Start of Exercise material
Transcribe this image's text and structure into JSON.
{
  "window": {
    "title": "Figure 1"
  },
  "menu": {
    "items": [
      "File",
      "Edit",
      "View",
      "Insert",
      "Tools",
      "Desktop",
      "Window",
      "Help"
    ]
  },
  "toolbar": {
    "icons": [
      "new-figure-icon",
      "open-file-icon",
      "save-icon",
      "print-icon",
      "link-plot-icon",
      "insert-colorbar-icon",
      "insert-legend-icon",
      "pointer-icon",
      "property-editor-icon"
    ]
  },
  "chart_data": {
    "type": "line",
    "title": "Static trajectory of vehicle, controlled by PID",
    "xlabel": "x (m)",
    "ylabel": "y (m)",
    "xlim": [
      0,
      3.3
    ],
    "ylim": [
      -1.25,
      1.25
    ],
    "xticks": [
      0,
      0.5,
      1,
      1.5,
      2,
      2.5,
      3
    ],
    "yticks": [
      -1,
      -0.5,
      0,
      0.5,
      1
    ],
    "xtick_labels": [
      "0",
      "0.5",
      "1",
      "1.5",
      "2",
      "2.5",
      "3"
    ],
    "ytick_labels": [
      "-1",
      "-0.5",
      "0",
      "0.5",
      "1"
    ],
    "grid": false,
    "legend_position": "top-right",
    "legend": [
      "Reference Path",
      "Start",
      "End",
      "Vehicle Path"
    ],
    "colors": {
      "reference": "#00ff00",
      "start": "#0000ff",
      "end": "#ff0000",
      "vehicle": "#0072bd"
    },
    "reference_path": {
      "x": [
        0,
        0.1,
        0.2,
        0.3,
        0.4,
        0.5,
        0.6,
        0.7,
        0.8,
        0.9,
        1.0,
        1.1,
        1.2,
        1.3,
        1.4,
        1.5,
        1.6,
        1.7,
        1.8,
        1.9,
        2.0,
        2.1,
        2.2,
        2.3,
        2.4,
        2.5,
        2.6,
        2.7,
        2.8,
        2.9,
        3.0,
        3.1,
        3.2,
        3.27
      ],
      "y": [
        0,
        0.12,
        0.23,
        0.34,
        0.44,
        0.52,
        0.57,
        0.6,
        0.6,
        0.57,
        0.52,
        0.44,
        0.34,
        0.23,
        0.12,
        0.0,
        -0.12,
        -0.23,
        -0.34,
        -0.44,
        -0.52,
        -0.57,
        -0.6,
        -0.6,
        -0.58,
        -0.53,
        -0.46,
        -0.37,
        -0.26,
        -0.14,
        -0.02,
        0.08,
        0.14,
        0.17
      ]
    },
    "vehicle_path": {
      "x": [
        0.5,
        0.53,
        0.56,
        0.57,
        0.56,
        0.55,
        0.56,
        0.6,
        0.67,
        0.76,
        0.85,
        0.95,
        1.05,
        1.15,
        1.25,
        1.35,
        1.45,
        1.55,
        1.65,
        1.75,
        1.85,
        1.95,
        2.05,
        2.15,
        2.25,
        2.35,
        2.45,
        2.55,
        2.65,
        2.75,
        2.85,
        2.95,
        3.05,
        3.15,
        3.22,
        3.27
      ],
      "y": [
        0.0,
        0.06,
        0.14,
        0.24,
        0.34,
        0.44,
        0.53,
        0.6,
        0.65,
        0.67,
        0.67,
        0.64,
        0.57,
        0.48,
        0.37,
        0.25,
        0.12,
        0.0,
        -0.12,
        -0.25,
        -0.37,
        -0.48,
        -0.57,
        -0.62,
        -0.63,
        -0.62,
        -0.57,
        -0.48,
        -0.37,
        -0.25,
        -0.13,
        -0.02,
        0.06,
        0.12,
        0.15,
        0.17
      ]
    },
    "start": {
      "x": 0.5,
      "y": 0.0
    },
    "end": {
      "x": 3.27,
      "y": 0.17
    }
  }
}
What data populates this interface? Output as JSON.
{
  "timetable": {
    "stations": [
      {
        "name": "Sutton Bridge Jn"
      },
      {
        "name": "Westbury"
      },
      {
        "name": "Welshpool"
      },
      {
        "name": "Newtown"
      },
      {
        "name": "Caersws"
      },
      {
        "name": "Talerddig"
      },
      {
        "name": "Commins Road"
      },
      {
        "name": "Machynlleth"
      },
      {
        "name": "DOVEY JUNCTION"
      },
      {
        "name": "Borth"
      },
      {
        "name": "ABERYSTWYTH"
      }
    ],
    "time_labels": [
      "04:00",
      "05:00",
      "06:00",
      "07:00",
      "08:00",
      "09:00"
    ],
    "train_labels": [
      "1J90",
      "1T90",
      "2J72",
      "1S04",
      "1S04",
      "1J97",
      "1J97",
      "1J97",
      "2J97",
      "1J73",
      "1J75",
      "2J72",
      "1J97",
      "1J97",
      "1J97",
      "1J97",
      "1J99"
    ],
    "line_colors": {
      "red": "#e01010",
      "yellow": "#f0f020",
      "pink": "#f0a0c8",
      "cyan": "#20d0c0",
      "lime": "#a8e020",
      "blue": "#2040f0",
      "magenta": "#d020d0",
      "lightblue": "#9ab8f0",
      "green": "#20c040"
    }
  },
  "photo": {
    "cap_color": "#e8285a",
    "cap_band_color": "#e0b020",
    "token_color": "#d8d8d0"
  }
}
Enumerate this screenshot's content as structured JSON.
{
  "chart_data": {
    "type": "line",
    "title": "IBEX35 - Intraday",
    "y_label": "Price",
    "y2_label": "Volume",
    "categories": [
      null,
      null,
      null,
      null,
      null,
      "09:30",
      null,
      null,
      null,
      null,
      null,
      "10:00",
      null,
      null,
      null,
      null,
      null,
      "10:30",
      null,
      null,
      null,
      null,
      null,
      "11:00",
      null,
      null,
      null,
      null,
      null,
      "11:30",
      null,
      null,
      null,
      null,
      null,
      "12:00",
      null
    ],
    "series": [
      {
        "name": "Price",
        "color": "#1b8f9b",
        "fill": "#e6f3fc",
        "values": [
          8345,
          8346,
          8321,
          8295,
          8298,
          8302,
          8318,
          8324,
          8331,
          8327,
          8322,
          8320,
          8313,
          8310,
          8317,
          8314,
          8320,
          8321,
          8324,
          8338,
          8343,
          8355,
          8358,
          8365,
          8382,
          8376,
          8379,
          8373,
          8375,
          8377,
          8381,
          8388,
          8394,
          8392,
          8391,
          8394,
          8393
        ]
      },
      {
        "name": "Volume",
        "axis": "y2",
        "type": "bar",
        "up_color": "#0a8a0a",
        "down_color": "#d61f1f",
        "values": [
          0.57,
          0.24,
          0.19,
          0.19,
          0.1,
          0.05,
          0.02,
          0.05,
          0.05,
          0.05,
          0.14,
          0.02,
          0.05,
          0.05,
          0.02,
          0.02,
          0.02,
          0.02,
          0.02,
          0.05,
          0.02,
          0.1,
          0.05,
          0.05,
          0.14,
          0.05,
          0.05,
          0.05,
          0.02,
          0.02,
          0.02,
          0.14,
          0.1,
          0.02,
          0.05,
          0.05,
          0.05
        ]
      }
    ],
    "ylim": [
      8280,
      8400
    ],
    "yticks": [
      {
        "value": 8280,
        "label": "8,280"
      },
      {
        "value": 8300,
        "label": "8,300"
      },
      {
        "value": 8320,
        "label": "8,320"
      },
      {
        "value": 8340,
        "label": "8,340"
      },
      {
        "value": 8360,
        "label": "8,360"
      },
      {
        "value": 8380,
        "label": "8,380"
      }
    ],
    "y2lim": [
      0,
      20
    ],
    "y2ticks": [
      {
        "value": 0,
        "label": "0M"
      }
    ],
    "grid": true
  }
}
End of Exercise material
▶ [Stated problem]: Transcribe the full listing above without leaving anything out.

▶ [Full answer]:
Transcribe this image's text and structure into JSON.
{
  "window": {
    "title": "Figure 1"
  },
  "menu": {
    "items": [
      "File",
      "Edit",
      "View",
      "Insert",
      "Tools",
      "Desktop",
      "Window",
      "Help"
    ]
  },
  "toolbar": {
    "icons": [
      "new-figure-icon",
      "open-file-icon",
      "save-icon",
      "print-icon",
      "link-plot-icon",
      "insert-colorbar-icon",
      "insert-legend-icon",
      "pointer-icon",
      "property-editor-icon"
    ]
  },
  "chart_data": {
    "type": "line",
    "title": "Static trajectory of vehicle, controlled by PID",
    "xlabel": "x (m)",
    "ylabel": "y (m)",
    "xlim": [
      0,
      3.3
    ],
    "ylim": [
      -1.25,
      1.25
    ],
    "xticks": [
      0,
      0.5,
      1,
      1.5,
      2,
      2.5,
      3
    ],
    "yticks": [
      -1,
      -0.5,
      0,
      0.5,
      1
    ],
    "xtick_labels": [
      "0",
      "0.5",
      "1",
      "1.5",
      "2",
      "2.5",
      "3"
    ],
    "ytick_labels": [
      "-1",
      "-0.5",
      "0",
      "0.5",
      "1"
    ],
    "grid": false,
    "legend_position": "top-right",
    "legend": [
      "Reference Path",
      "Start",
      "End",
      "Vehicle Path"
    ],
    "colors": {
      "reference": "#00ff00",
      "start": "#0000ff",
      "end": "#ff0000",
      "vehicle": "#0072bd"
    },
    "reference_path": {
      "x": [
        0,
        0.1,
        0.2,
        0.3,
        0.4,
        0.5,
        0.6,
        0.7,
        0.8,
        0.9,
        1.0,
        1.1,
        1.2,
        1.3,
        1.4,
        1.5,
        1.6,
        1.7,
        1.8,
        1.9,
        2.0,
        2.1,
        2.2,
        2.3,
        2.4,
        2.5,
        2.6,
        2.7,
        2.8,
        2.9,
        3.0,
        3.1,
        3.2,
        3.27
      ],
      "y": [
        0,
        0.12,
        0.23,
        0.34,
        0.44,
        0.52,
        0.57,
        0.6,
        0.6,
        0.57,
        0.52,
        0.44,
        0.34,
        0.23,
        0.12,
        0.0,
        -0.12,
        -0.23,
        -0.34,
        -0.44,
        -0.52,
        -0.57,
        -0.6,
        -0.6,
        -0.58,
        -0.53,
        -0.46,
        -0.37,
        -0.26,
        -0.14,
        -0.02,
        0.08,
        0.14,
        0.17
      ]
    },
    "vehicle_path": {
      "x": [
        0.5,
        0.53,
        0.56,
        0.57,
        0.56,
        0.55,
        0.56,
        0.6,
        0.67,
        0.76,
        0.85,
        0.95,
        1.05,
        1.15,
        1.25,
        1.35,
        1.45,
        1.55,
        1.65,
        1.75,
        1.85,
        1.95,
        2.05,
        2.15,
        2.25,
        2.35,
        2.45,
        2.55,
        2.65,
        2.75,
        2.85,
        2.95,
        3.05,
        3.15,
        3.22,
        3.27
      ],
      "y": [
        0.0,
        0.06,
        0.14,
        0.24,
        0.34,
        0.44,
        0.53,
        0.6,
        0.65,
        0.67,
        0.67,
        0.64,
        0.57,
        0.48,
        0.37,
        0.25,
        0.12,
        0.0,
        -0.12,
        -0.25,
        -0.37,
        -0.48,
        -0.57,
        -0.62,
        -0.63,
        -0.62,
        -0.57,
        -0.48,
        -0.37,
        -0.25,
        -0.13,
        -0.02,
        0.06,
        0.12,
        0.15,
        0.17
      ]
    },
    "start": {
      "x": 0.5,
      "y": 0.0
    },
    "end": {
      "x": 3.27,
      "y": 0.17
    }
  }
}
What data populates this interface? Output as JSON.
{
  "timetable": {
    "stations": [
      {
        "name": "Sutton Bridge Jn"
      },
      {
        "name": "Westbury"
      },
      {
        "name": "Welshpool"
      },
      {
        "name": "Newtown"
      },
      {
        "name": "Caersws"
      },
      {
        "name": "Talerddig"
      },
      {
        "name": "Commins Road"
      },
      {
        "name": "Machynlleth"
      },
      {
        "name": "DOVEY JUNCTION"
      },
      {
        "name": "Borth"
      },
      {
        "name": "ABERYSTWYTH"
      }
    ],
    "time_labels": [
      "04:00",
      "05:00",
      "06:00",
      "07:00",
      "08:00",
      "09:00"
    ],
    "train_labels": [
      "1J90",
      "1T90",
      "2J72",
      "1S04",
      "1S04",
      "1J97",
      "1J97",
      "1J97",
      "2J97",
      "1J73",
      "1J75",
      "2J72",
      "1J97",
      "1J97",
      "1J97",
      "1J97",
      "1J99"
    ],
    "line_colors": {
      "red": "#e01010",
      "yellow": "#f0f020",
      "pink": "#f0a0c8",
      "cyan": "#20d0c0",
      "lime": "#a8e020",
      "blue": "#2040f0",
      "magenta": "#d020d0",
      "lightblue": "#9ab8f0",
      "green": "#20c040"
    }
  },
  "photo": {
    "cap_color": "#e8285a",
    "cap_band_color": "#e0b020",
    "token_color": "#d8d8d0"
  }
}
Enumerate this screenshot's content as structured JSON.
{
  "chart_data": {
    "type": "line",
    "title": "IBEX35 - Intraday",
    "y_label": "Price",
    "y2_label": "Volume",
    "categories": [
      null,
      null,
      null,
      null,
      null,
      "09:30",
      null,
      null,
      null,
      null,
      null,
      "10:00",
      null,
      null,
      null,
      null,
      null,
      "10:30",
      null,
      null,
      null,
      null,
      null,
      "11:00",
      null,
      null,
      null,
      null,
      null,
      "11:30",
      null,
      null,
      null,
      null,
      null,
      "12:00",
      null
    ],
    "series": [
      {
        "name": "Price",
        "color": "#1b8f9b",
        "fill": "#e6f3fc",
        "values": [
          8345,
          8346,
          8321,
          8295,
          8298,
          8302,
          8318,
          8324,
          8331,
          8327,
          8322,
          8320,
          8313,
          8310,
          8317,
          8314,
          8320,
          8321,
          8324,
          8338,
          8343,
          8355,
          8358,
          8365,
          8382,
          8376,
          8379,
          8373,
          8375,
          8377,
          8381,
          8388,
          8394,
          8392,
          8391,
          8394,
          8393
        ]
      },
      {
        "name": "Volume",
        "axis": "y2",
        "type": "bar",
        "up_color": "#0a8a0a",
        "down_color": "#d61f1f",
        "values": [
          0.57,
          0.24,
          0.19,
          0.19,
          0.1,
          0.05,
          0.02,
          0.05,
          0.05,
          0.05,
          0.14,
          0.02,
          0.05,
          0.05,
          0.02,
          0.02,
          0.02,
          0.02,
          0.02,
          0.05,
          0.02,
          0.1,
          0.05,
          0.05,
          0.14,
          0.05,
          0.05,
          0.05,
          0.02,
          0.02,
          0.02,
          0.14,
          0.1,
          0.02,
          0.05,
          0.05,
          0.05
        ]
      }
    ],
    "ylim": [
      8280,
      8400
    ],
    "yticks": [
      {
        "value": 8280,
        "label": "8,280"
      },
      {
        "value": 8300,
        "label": "8,300"
      },
      {
        "value": 8320,
        "label": "8,320"
      },
      {
        "value": 8340,
        "label": "8,340"
      },
      {
        "value": 8360,
        "label": "8,360"
      },
      {
        "value": 8380,
        "label": "8,380"
      }
    ],
    "y2lim": [
      0,
      20
    ],
    "y2ticks": [
      {
        "value": 0,
        "label": "0M"
      }
    ],
    "grid": true
  }
}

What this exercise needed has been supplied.